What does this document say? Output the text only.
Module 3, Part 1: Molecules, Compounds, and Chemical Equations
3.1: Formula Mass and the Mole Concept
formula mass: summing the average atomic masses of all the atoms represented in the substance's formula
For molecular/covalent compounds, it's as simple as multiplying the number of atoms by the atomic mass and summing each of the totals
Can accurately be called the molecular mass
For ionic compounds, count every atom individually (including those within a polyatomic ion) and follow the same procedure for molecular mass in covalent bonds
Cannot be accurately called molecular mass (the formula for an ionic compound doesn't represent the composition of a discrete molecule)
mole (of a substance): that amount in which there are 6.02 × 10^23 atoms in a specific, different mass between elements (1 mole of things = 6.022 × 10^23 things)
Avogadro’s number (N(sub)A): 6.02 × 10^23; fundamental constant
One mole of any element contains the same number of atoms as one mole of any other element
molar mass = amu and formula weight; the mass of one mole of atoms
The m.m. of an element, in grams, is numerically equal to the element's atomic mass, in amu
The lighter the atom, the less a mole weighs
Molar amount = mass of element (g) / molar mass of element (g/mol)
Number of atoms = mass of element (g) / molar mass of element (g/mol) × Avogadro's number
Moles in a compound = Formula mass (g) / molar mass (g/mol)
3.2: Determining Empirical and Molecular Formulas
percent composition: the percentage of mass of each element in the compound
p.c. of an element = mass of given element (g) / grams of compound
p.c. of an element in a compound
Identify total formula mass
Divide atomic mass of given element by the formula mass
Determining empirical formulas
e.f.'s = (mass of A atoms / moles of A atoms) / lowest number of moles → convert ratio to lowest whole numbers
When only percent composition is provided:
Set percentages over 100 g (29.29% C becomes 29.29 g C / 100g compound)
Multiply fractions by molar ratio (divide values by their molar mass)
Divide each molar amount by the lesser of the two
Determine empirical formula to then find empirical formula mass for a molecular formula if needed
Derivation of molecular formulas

# # # # # # #

■ What you have to do
Your task is to transcribe the material exactly.

■ The answer
What does this document say? Output the text only.
Module 3, Part 1: Molecules, Compounds, and Chemical Equations
3.1: Formula Mass and the Mole Concept
formula mass: summing the average atomic masses of all the atoms represented in the substance's formula
For molecular/covalent compounds, it's as simple as multiplying the number of atoms by the atomic mass and summing each of the totals
Can accurately be called the molecular mass
For ionic compounds, count every atom individually (including those within a polyatomic ion) and follow the same procedure for molecular mass in covalent bonds
Cannot be accurately called molecular mass (the formula for an ionic compound doesn't represent the composition of a discrete molecule)
mole (of a substance): that amount in which there are 6.02 × 10^23 atoms in a specific, different mass between elements (1 mole of things = 6.022 × 10^23 things)
Avogadro’s number (N(sub)A): 6.02 × 10^23; fundamental constant
One mole of any element contains the same number of atoms as one mole of any other element
molar mass = amu and formula weight; the mass of one mole of atoms
The m.m. of an element, in grams, is numerically equal to the element's atomic mass, in amu
The lighter the atom, the less a mole weighs
Molar amount = mass of element (g) / molar mass of element (g/mol)
Number of atoms = mass of element (g) / molar mass of element (g/mol) × Avogadro's number
Moles in a compound = Formula mass (g) / molar mass (g/mol)
3.2: Determining Empirical and Molecular Formulas
percent composition: the percentage of mass of each element in the compound
p.c. of an element = mass of given element (g) / grams of compound
p.c. of an element in a compound
Identify total formula mass
Divide atomic mass of given element by the formula mass
Determining empirical formulas
e.f.'s = (mass of A atoms / moles of A atoms) / lowest number of moles → convert ratio to lowest whole numbers
When only percent composition is provided:
Set percentages over 100 g (29.29% C becomes 29.29 g C / 100g compound)
Multiply fractions by molar ratio (divide values by their molar mass)
Divide each molar amount by the lesser of the two
Determine empirical formula to then find empirical formula mass for a molecular formula if needed
Derivation of molecular formulas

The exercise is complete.